__QUOTED TEXT__.
A night of replenishment shipment is simple enough--open 30-500 boxes of clothing. There are large boxes bearing one pair of socks, small boxes packed tightly with individually plastic wrapped shirts emblazoned with a "Live Green, Save the Earth" slogan, and medium sized boxes content to hold haphazardly unfolded items like puzzle pieces in our giant store of a puzzle. Our goal with this chaotic pile of Gap logos is to sort, fold, hang, and put them in their homes within a short number of hours, leaving us approximately five minutes to haul the boxes and bags of plastic wrapping to the, hopefully empty, dumpster.
There are, in the employment of GapInc., special individuals who daily sip lattes behind desks while accruing six figure incomes. Faceless and opinionated, these people control our every movement. Their whims are the why and how to the horrendous combinations adorning our mannequins, erratic signing and unsigning of various promations that may or may not last until the end of the week...We live and breathe for their next request!

__MATERIAL SHOWN__.
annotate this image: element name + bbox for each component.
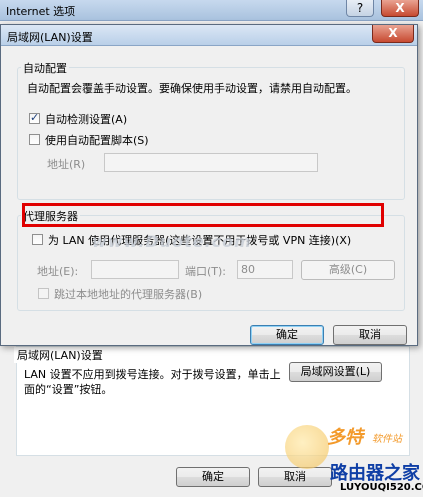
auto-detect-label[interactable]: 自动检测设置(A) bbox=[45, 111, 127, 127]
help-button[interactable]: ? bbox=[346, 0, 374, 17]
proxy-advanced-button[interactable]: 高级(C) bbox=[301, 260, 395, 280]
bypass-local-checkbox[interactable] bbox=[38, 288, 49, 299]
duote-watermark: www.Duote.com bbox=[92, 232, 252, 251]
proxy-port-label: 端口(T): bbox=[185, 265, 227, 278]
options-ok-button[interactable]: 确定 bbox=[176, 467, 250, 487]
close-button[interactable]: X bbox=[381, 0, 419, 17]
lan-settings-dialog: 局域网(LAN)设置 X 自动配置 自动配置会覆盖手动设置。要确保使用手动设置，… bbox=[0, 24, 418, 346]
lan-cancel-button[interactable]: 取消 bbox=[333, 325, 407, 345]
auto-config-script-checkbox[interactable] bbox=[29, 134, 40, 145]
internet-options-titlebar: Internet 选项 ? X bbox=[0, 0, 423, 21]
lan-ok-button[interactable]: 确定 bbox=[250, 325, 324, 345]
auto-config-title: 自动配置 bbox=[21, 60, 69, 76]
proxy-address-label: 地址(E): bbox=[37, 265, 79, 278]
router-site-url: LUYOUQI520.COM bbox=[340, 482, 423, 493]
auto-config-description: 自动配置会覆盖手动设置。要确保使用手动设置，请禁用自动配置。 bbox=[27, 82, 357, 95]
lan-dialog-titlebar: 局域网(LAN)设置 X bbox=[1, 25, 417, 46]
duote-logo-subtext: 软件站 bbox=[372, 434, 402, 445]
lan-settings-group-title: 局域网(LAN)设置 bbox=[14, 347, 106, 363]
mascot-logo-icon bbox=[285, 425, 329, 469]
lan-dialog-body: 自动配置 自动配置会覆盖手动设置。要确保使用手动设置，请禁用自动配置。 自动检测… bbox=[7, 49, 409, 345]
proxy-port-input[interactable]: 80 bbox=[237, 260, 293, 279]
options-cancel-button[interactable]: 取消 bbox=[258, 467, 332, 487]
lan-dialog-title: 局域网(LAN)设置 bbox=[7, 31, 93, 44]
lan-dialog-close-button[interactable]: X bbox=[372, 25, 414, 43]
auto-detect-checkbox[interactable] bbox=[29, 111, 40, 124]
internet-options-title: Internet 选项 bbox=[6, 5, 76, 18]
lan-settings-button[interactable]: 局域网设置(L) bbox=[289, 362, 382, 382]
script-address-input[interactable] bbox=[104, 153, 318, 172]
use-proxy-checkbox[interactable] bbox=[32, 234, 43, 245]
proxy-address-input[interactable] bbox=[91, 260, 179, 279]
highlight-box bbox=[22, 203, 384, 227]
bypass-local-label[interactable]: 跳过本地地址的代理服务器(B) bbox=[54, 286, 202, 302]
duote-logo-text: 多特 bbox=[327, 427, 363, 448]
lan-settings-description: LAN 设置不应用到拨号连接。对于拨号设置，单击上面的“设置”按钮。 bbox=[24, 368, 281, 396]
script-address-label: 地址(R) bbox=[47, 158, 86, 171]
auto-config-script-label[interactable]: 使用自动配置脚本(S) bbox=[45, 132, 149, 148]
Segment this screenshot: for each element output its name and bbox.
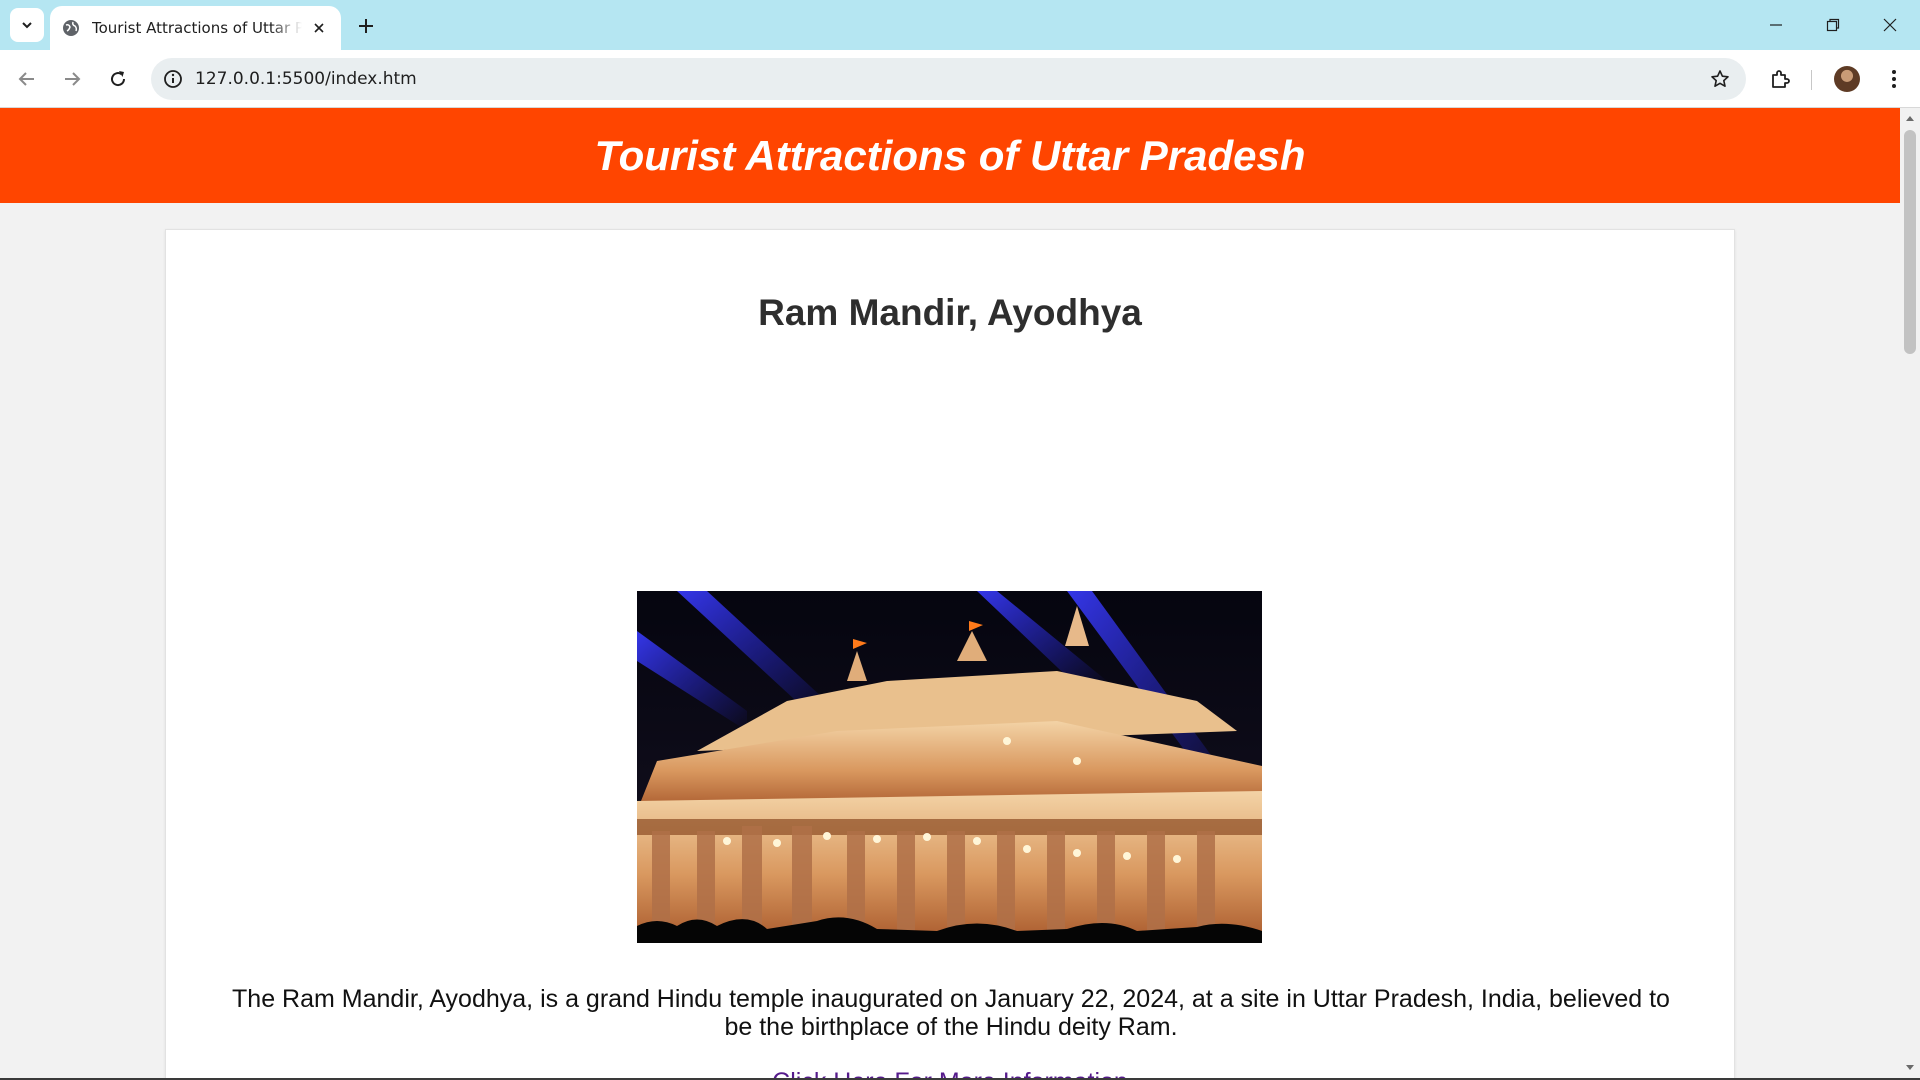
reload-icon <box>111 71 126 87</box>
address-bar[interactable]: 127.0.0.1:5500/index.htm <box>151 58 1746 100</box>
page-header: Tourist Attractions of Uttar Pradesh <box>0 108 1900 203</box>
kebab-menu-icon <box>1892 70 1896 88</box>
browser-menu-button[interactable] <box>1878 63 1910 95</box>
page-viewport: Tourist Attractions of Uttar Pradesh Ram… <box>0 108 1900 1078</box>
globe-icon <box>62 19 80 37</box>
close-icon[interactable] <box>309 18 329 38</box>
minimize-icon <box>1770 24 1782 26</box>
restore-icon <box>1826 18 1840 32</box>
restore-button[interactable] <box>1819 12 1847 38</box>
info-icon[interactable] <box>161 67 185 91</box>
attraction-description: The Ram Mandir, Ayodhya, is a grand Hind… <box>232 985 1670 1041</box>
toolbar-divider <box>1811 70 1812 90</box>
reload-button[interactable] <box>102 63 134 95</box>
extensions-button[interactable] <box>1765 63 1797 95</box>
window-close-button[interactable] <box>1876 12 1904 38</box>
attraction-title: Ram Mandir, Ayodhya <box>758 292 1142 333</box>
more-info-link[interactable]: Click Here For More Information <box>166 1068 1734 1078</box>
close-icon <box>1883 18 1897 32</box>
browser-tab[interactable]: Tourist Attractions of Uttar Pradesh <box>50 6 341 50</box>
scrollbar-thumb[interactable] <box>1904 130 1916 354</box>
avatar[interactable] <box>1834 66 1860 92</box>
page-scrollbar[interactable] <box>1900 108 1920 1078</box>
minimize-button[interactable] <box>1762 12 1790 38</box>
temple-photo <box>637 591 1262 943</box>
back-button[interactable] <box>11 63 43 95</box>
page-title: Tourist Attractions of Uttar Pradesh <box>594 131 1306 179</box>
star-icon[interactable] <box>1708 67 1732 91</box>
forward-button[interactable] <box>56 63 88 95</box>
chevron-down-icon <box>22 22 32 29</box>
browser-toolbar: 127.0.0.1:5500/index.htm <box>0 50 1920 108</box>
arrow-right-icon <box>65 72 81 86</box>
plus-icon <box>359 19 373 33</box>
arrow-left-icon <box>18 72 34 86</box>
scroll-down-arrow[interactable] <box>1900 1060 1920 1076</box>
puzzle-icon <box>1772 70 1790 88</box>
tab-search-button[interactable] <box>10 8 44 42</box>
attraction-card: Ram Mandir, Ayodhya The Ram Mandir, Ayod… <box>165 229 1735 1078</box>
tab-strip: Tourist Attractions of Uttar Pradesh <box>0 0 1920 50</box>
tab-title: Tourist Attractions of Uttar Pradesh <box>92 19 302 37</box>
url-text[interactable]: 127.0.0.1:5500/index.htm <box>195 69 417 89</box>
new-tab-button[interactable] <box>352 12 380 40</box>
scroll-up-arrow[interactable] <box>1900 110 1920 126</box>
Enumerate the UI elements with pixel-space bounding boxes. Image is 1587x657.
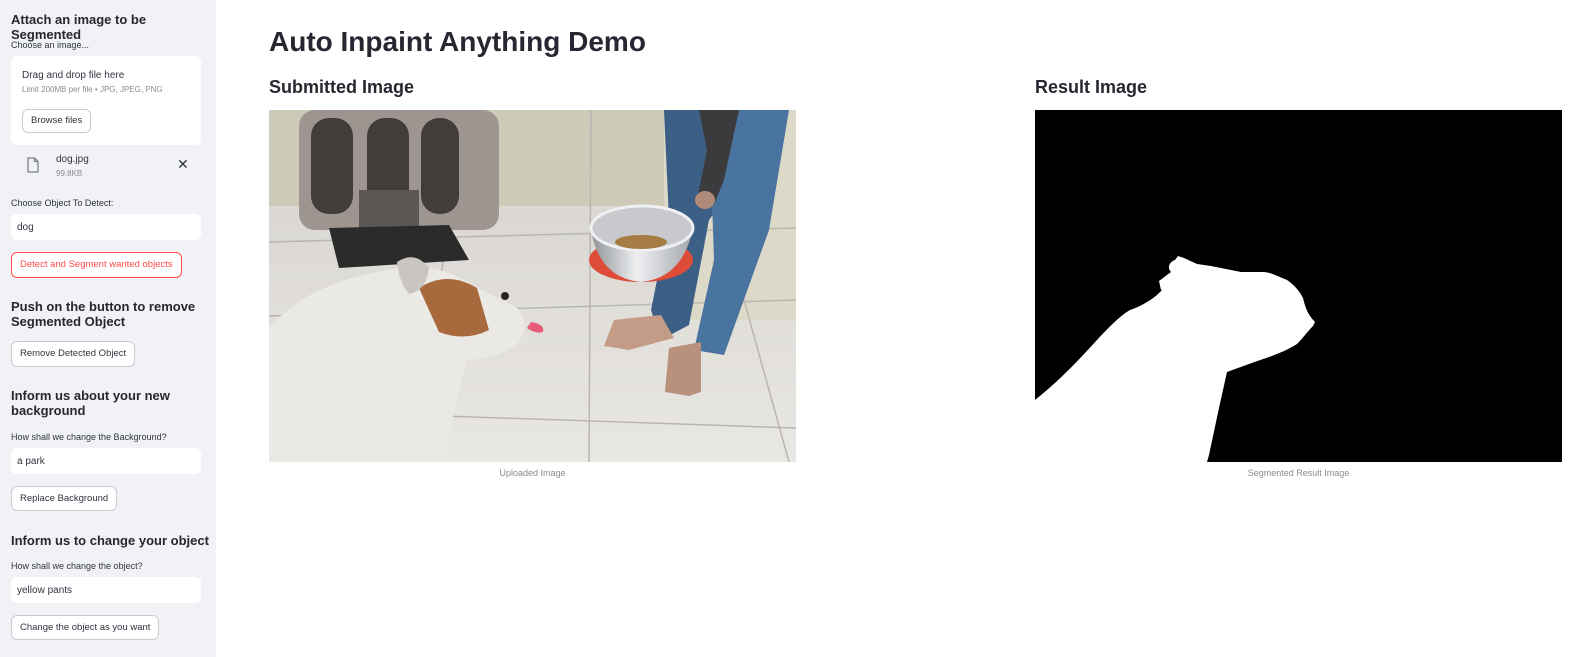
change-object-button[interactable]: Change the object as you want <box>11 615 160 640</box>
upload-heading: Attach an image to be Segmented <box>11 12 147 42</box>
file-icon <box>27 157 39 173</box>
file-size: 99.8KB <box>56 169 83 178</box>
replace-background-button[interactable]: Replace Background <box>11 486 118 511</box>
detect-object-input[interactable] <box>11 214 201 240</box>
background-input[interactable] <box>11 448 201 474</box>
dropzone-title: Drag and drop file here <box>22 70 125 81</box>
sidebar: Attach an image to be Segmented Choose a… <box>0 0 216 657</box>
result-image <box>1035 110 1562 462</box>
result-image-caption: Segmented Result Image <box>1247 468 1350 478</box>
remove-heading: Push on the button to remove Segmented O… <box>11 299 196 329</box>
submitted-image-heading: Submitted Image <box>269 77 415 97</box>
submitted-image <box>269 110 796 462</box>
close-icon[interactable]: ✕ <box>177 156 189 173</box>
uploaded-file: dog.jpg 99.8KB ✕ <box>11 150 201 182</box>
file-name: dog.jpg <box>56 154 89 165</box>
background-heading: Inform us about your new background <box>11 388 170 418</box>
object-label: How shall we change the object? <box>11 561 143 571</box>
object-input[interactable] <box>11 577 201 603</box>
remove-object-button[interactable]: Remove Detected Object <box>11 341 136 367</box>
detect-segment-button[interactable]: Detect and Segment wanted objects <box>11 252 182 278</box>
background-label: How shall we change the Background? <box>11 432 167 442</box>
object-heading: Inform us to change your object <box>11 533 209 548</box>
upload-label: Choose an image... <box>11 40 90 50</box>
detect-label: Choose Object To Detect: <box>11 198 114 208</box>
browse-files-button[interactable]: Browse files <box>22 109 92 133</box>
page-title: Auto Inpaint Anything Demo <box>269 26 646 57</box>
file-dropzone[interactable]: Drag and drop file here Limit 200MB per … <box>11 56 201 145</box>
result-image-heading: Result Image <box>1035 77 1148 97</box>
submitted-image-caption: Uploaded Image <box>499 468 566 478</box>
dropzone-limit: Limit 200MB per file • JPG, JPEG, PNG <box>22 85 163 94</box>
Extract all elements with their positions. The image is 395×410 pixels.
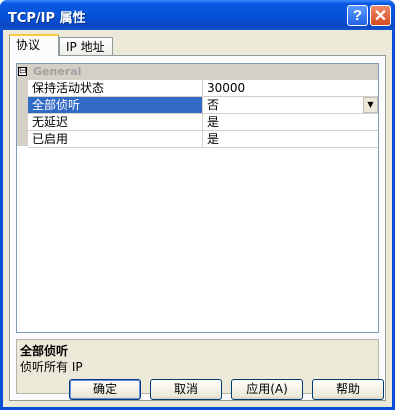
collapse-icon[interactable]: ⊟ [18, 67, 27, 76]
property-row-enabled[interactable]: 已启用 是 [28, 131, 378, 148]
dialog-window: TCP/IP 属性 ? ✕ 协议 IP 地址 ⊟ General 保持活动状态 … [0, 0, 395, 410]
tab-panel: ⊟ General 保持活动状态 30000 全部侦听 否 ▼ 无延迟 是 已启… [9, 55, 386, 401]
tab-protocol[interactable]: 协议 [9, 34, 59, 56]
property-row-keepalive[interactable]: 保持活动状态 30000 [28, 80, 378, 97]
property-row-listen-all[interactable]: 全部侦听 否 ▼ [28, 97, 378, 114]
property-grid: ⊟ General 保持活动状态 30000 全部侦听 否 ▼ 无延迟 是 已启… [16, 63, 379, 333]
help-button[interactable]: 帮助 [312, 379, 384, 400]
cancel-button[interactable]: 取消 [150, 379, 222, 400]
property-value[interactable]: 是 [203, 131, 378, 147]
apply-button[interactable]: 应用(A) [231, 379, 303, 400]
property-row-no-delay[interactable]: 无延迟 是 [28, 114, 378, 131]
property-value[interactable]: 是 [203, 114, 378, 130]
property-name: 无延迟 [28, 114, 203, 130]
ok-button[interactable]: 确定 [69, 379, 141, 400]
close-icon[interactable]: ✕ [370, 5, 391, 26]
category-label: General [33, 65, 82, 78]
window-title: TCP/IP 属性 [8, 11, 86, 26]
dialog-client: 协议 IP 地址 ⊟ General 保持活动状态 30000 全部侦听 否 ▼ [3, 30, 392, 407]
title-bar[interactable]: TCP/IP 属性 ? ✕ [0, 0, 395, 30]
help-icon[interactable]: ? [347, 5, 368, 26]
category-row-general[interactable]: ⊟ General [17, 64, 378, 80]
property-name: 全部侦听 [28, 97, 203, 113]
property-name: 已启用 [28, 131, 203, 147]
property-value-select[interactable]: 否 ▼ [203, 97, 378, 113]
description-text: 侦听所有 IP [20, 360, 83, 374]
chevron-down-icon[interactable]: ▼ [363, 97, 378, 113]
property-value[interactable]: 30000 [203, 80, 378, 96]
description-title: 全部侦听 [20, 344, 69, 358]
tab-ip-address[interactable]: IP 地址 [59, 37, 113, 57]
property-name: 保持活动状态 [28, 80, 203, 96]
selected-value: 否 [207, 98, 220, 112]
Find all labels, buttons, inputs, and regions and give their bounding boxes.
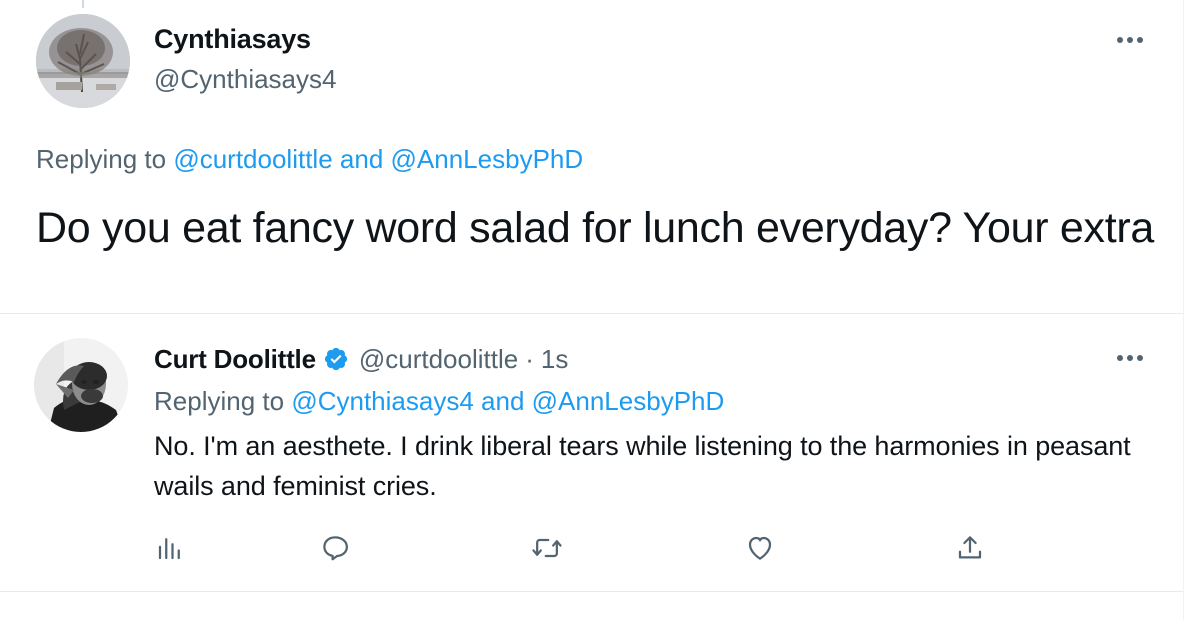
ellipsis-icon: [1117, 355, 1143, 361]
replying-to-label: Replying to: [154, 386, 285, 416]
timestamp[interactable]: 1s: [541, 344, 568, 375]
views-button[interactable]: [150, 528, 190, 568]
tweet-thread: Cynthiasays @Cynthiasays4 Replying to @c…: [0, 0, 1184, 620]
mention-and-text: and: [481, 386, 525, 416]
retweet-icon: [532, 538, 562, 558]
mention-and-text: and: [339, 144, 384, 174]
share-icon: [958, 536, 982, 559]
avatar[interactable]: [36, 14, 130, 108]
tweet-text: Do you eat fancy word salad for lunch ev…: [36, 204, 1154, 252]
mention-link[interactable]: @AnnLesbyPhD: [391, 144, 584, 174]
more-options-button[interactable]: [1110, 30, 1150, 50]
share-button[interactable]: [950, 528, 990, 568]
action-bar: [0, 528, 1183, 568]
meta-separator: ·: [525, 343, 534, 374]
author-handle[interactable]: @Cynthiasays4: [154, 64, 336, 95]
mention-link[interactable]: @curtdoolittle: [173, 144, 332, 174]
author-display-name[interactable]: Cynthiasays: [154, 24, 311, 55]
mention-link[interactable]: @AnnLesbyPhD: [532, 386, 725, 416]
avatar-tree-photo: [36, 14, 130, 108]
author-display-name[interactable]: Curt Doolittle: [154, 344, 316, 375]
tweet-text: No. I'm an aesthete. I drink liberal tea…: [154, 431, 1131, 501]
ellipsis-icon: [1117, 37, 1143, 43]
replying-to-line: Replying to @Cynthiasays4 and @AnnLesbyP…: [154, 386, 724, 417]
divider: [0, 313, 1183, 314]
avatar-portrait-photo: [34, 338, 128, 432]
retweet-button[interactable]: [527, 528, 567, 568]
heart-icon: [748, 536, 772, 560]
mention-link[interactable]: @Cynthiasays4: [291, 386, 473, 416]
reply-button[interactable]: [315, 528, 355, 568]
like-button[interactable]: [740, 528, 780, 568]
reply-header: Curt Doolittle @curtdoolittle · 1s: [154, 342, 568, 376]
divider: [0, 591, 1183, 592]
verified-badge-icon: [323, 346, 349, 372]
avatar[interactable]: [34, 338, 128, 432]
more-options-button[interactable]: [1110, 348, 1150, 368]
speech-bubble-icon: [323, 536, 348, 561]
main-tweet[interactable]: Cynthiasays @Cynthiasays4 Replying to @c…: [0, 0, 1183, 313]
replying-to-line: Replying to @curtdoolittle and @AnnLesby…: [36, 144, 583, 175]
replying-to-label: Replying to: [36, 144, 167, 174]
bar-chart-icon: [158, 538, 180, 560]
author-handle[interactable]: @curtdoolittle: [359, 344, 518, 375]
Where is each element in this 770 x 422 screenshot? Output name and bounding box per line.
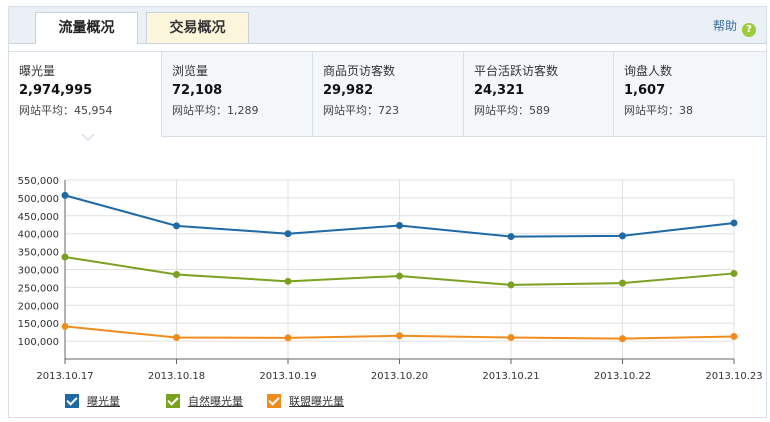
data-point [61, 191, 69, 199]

__REQUIRED ACTIONS__.
(1) Print the passage about the Gap replenishment shift word for word, starting at "There are, in" and ending at "their next request!".
(2) Answer these questions using the passage about the Gap replenishment shift:
(a) How many boxes of clothing are opened on a night of replenishment shipment?
(b) What slogan appears on the shirts packed in the small boxes?
(c) What do the special individuals employed by GapInc. sip daily behind their desks?
(3) Pick up the passage about the Gap replenishment shift after its final sentence and continue it.

__ANSWER LIST__.
(1)
There are, in the employment of GapInc., special individuals who daily sip lattes behind desks while accruing six figure incomes. Faceless and opinionated, these people control our every movement. Their whims are the why and how to the horrendous combinations adorning our mannequins, erratic signing and unsigning of various promations that may or may not last until the end of the week...We live and breathe for their next request!

(2)
(a) 30-500 boxes
(b) "Live Green, Save the Earth"
(c) Lattes

(3)
These anonymities tell us to move the girls striped, glitter, logo tees from the feature table to hanging faced out, to hanging sideways, to half folded on a wall shelf, all in the time frame of three weeks, ending the process about three days before marking them down and re-hanging them for the clearance rounder, beginning their sad journey from
"awesomely cool shirt" to "bargain shirt mom picked out."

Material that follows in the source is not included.